▸ **TASK STATEMENT**
Copy the data below exactly, omitting any picture it contains.

▸ **DATA LINES**

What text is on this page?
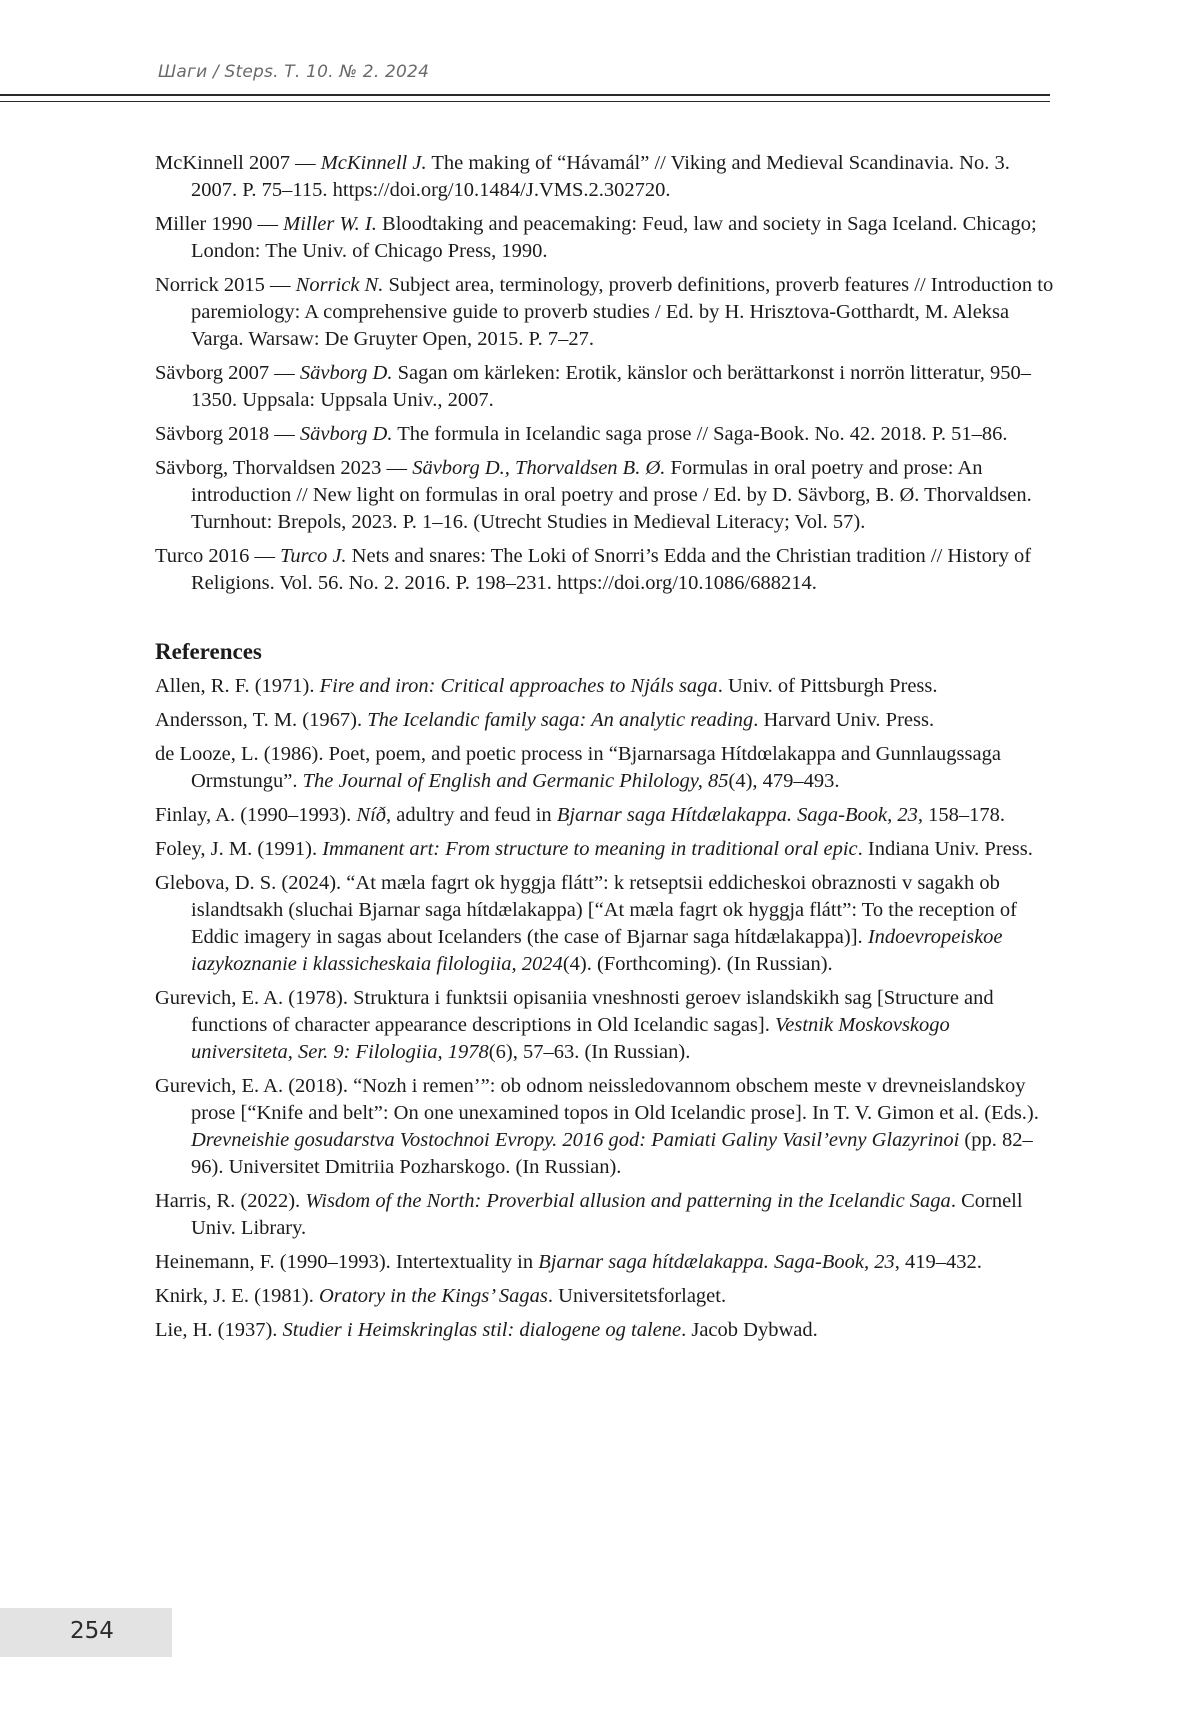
Шаги / Steps. Т. 10. № 2. 2024

McKinnell 2007 — McKinnell J. The making of “Hávamál” // Viking and Medieval Scandinavia. No. 3. 2007. P. 75–115. https://doi.org/10.1484/J.VMS.2.302720.

Miller 1990 — Miller W. I. Bloodtaking and peacemaking: Feud, law and society in Saga Iceland. Chicago; London: The Univ. of Chicago Press, 1990.

Norrick 2015 — Norrick N. Subject area, terminology, proverb definitions, proverb features // Introduction to paremiology: A comprehensive guide to proverb studies / Ed. by H. Hrisztova-Gotthardt, M. Aleksa Varga. Warsaw: De Gruyter Open, 2015. P. 7–27.

Sävborg 2007 — Sävborg D. Sagan om kärleken: Erotik, känslor och berättarkonst i norrön litteratur, 950–1350. Uppsala: Uppsala Univ., 2007.

Sävborg 2018 — Sävborg D. The formula in Icelandic saga prose // Saga-Book. No. 42. 2018. P. 51–86.

Sävborg, Thorvaldsen 2023 — Sävborg D., Thorvaldsen B. Ø. Formulas in oral poetry and prose: An introduction // New light on formulas in oral poetry and prose / Ed. by D. Sävborg, B. Ø. Thorvaldsen. Turnhout: Brepols, 2023. P. 1–16. (Utrecht Studies in Medieval Literacy; Vol. 57).

Turco 2016 — Turco J. Nets and snares: The Loki of Snorri’s Edda and the Christian tradition // History of Religions. Vol. 56. No. 2. 2016. P. 198–231. https://doi.org/10.1086/688214.

References

Allen, R. F. (1971). Fire and iron: Critical approaches to Njáls saga. Univ. of Pittsburgh Press.

Andersson, T. M. (1967). The Icelandic family saga: An analytic reading. Harvard Univ. Press.

de Looze, L. (1986). Poet, poem, and poetic process in “Bjarnarsaga Hítdœlakappa and Gunnlaugssaga Ormstungu”. The Journal of English and Germanic Philology, 85(4), 479–493.

Finlay, A. (1990–1993). Níð, adultry and feud in Bjarnar saga Hítdælakappa. Saga-Book, 23, 158–178.

Foley, J. M. (1991). Immanent art: From structure to meaning in traditional oral epic. Indiana Univ. Press.

Glebova, D. S. (2024). “At mæla fagrt ok hyggja flátt”: k retseptsii eddicheskoi obraznosti v sagakh ob islandtsakh (sluchai Bjarnar saga hítdælakappa) [“At mæla fagrt ok hyggja flátt”: To the reception of Eddic imagery in sagas about Icelanders (the case of Bjarnar saga hítdælakappa)]. Indoevropeiskoe iazykoznanie i klassicheskaia filologiia, 2024(4). (Forthcoming). (In Russian).

Gurevich, E. A. (1978). Struktura i funktsii opisaniia vneshnosti geroev islandskikh sag [Structure and functions of character appearance descriptions in Old Icelandic sagas]. Vestnik Moskovskogo universiteta, Ser. 9: Filologiia, 1978(6), 57–63. (In Russian).

Gurevich, E. A. (2018). “Nozh i remen’”: ob odnom neissledovannom obschem meste v drevneislandskoy prose [“Knife and belt”: On one unexamined topos in Old Icelandic prose]. In T. V. Gimon et al. (Eds.). Drevneishie gosudarstva Vostochnoi Evropy. 2016 god: Pamiati Galiny Vasil’evny Glazyrinoi (pp. 82–96). Universitet Dmitriia Pozharskogo. (In Russian).

Harris, R. (2022). Wisdom of the North: Proverbial allusion and patterning in the Icelandic Saga. Cornell Univ. Library.

Heinemann, F. (1990–1993). Intertextuality in Bjarnar saga hítdælakappa. Saga-Book, 23, 419–432.

Knirk, J. E. (1981). Oratory in the Kings’ Sagas. Universitetsforlaget.

Lie, H. (1937). Studier i Heimskringlas stil: dialogene og talene. Jacob Dybwad.

254
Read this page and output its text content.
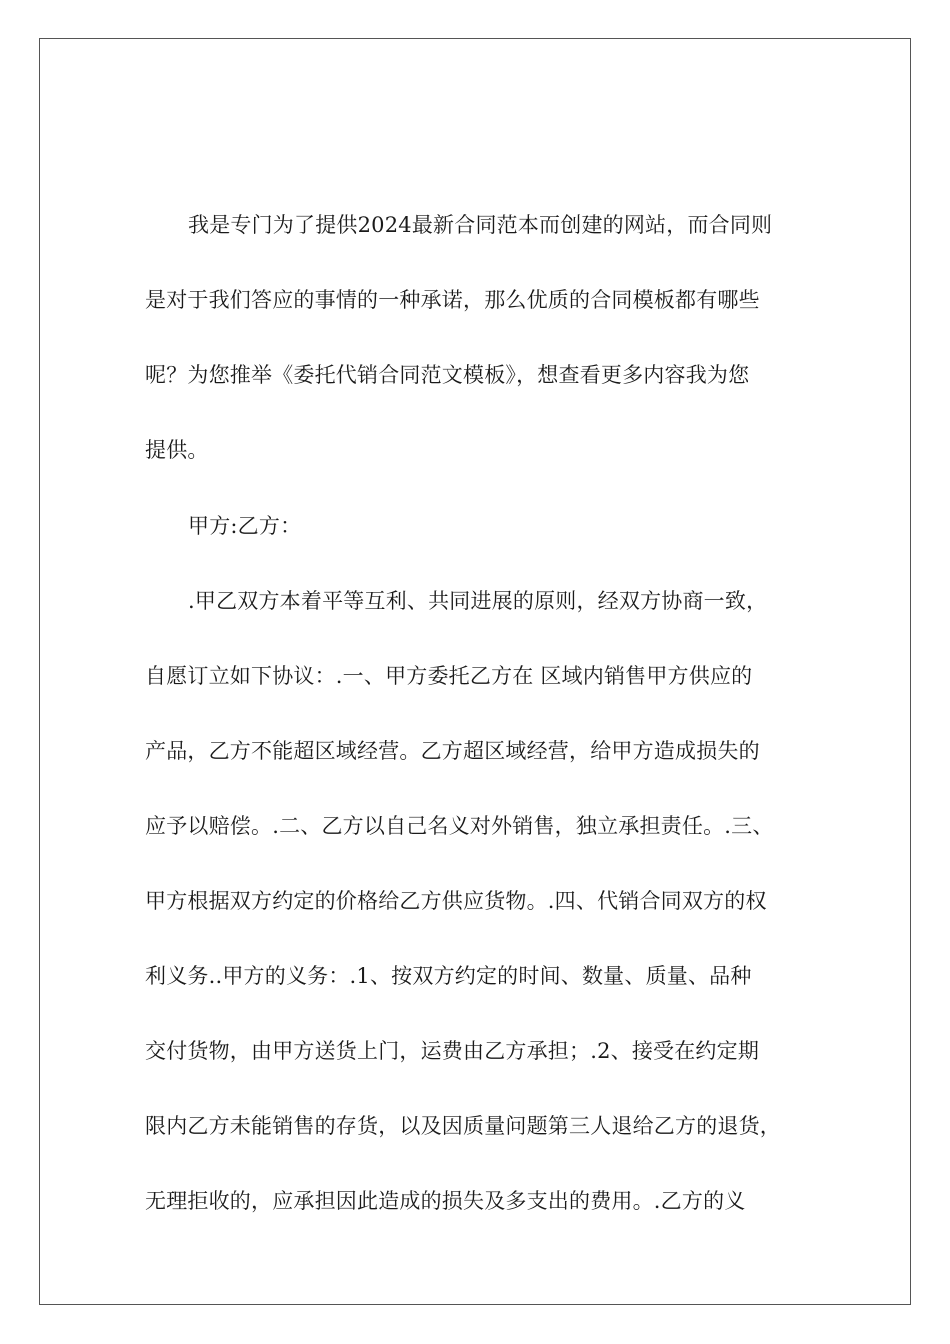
我是专门为了提供2024最新合同范本而创建的网站，而合同则
是对于我们答应的事情的一种承诺，那么优质的合同模板都有哪些
呢？为您推举《委托代销合同范文模板》，想查看更多内容我为您
提供。
甲方:乙方：
.甲乙双方本着平等互利、共同进展的原则，经双方协商一致，
自愿订立如下协议：.一、甲方委托乙方在 区域内销售甲方供应的
产品，乙方不能超区域经营。乙方超区域经营，给甲方造成损失的
应予以赔偿。.二、乙方以自己名义对外销售，独立承担责任。.三、
甲方根据双方约定的价格给乙方供应货物。.四、代销合同双方的权
利义务..甲方的义务：.1、按双方约定的时间、数量、质量、品种
交付货物，由甲方送货上门，运费由乙方承担；.2、接受在约定期
限内乙方未能销售的存货，以及因质量问题第三人退给乙方的退货，
无理拒收的，应承担因此造成的损失及多支出的费用。.乙方的义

▸ **FULL ANSWER**
What text is on this page?
Шаги / Steps. Т. 10. № 2. 2024

McKinnell 2007 — McKinnell J. The making of “Hávamál” // Viking and Medieval Scandinavia. No. 3. 2007. P. 75–115. https://doi.org/10.1484/J.VMS.2.302720.

Miller 1990 — Miller W. I. Bloodtaking and peacemaking: Feud, law and society in Saga Iceland. Chicago; London: The Univ. of Chicago Press, 1990.

Norrick 2015 — Norrick N. Subject area, terminology, proverb definitions, proverb features // Introduction to paremiology: A comprehensive guide to proverb studies / Ed. by H. Hrisztova-Gotthardt, M. Aleksa Varga. Warsaw: De Gruyter Open, 2015. P. 7–27.

Sävborg 2007 — Sävborg D. Sagan om kärleken: Erotik, känslor och berättarkonst i norrön litteratur, 950–1350. Uppsala: Uppsala Univ., 2007.

Sävborg 2018 — Sävborg D. The formula in Icelandic saga prose // Saga-Book. No. 42. 2018. P. 51–86.

Sävborg, Thorvaldsen 2023 — Sävborg D., Thorvaldsen B. Ø. Formulas in oral poetry and prose: An introduction // New light on formulas in oral poetry and prose / Ed. by D. Sävborg, B. Ø. Thorvaldsen. Turnhout: Brepols, 2023. P. 1–16. (Utrecht Studies in Medieval Literacy; Vol. 57).

Turco 2016 — Turco J. Nets and snares: The Loki of Snorri’s Edda and the Christian tradition // History of Religions. Vol. 56. No. 2. 2016. P. 198–231. https://doi.org/10.1086/688214.

References

Allen, R. F. (1971). Fire and iron: Critical approaches to Njáls saga. Univ. of Pittsburgh Press.

Andersson, T. M. (1967). The Icelandic family saga: An analytic reading. Harvard Univ. Press.

de Looze, L. (1986). Poet, poem, and poetic process in “Bjarnarsaga Hítdœlakappa and Gunnlaugssaga Ormstungu”. The Journal of English and Germanic Philology, 85(4), 479–493.

Finlay, A. (1990–1993). Níð, adultry and feud in Bjarnar saga Hítdælakappa. Saga-Book, 23, 158–178.

Foley, J. M. (1991). Immanent art: From structure to meaning in traditional oral epic. Indiana Univ. Press.

Glebova, D. S. (2024). “At mæla fagrt ok hyggja flátt”: k retseptsii eddicheskoi obraznosti v sagakh ob islandtsakh (sluchai Bjarnar saga hítdælakappa) [“At mæla fagrt ok hyggja flátt”: To the reception of Eddic imagery in sagas about Icelanders (the case of Bjarnar saga hítdælakappa)]. Indoevropeiskoe iazykoznanie i klassicheskaia filologiia, 2024(4). (Forthcoming). (In Russian).

Gurevich, E. A. (1978). Struktura i funktsii opisaniia vneshnosti geroev islandskikh sag [Structure and functions of character appearance descriptions in Old Icelandic sagas]. Vestnik Moskovskogo universiteta, Ser. 9: Filologiia, 1978(6), 57–63. (In Russian).

Gurevich, E. A. (2018). “Nozh i remen’”: ob odnom neissledovannom obschem meste v drevneislandskoy prose [“Knife and belt”: On one unexamined topos in Old Icelandic prose]. In T. V. Gimon et al. (Eds.). Drevneishie gosudarstva Vostochnoi Evropy. 2016 god: Pamiati Galiny Vasil’evny Glazyrinoi (pp. 82–96). Universitet Dmitriia Pozharskogo. (In Russian).

Harris, R. (2022). Wisdom of the North: Proverbial allusion and patterning in the Icelandic Saga. Cornell Univ. Library.

Heinemann, F. (1990–1993). Intertextuality in Bjarnar saga hítdælakappa. Saga-Book, 23, 419–432.

Knirk, J. E. (1981). Oratory in the Kings’ Sagas. Universitetsforlaget.

Lie, H. (1937). Studier i Heimskringlas stil: dialogene og talene. Jacob Dybwad.

254
Read this page and output its text content.
我是专门为了提供2024最新合同范本而创建的网站，而合同则
是对于我们答应的事情的一种承诺，那么优质的合同模板都有哪些
呢？为您推举《委托代销合同范文模板》，想查看更多内容我为您
提供。
甲方:乙方：
.甲乙双方本着平等互利、共同进展的原则，经双方协商一致，
自愿订立如下协议：.一、甲方委托乙方在 区域内销售甲方供应的
产品，乙方不能超区域经营。乙方超区域经营，给甲方造成损失的
应予以赔偿。.二、乙方以自己名义对外销售，独立承担责任。.三、
甲方根据双方约定的价格给乙方供应货物。.四、代销合同双方的权
利义务..甲方的义务：.1、按双方约定的时间、数量、质量、品种
交付货物，由甲方送货上门，运费由乙方承担；.2、接受在约定期
限内乙方未能销售的存货，以及因质量问题第三人退给乙方的退货，
无理拒收的，应承担因此造成的损失及多支出的费用。.乙方的义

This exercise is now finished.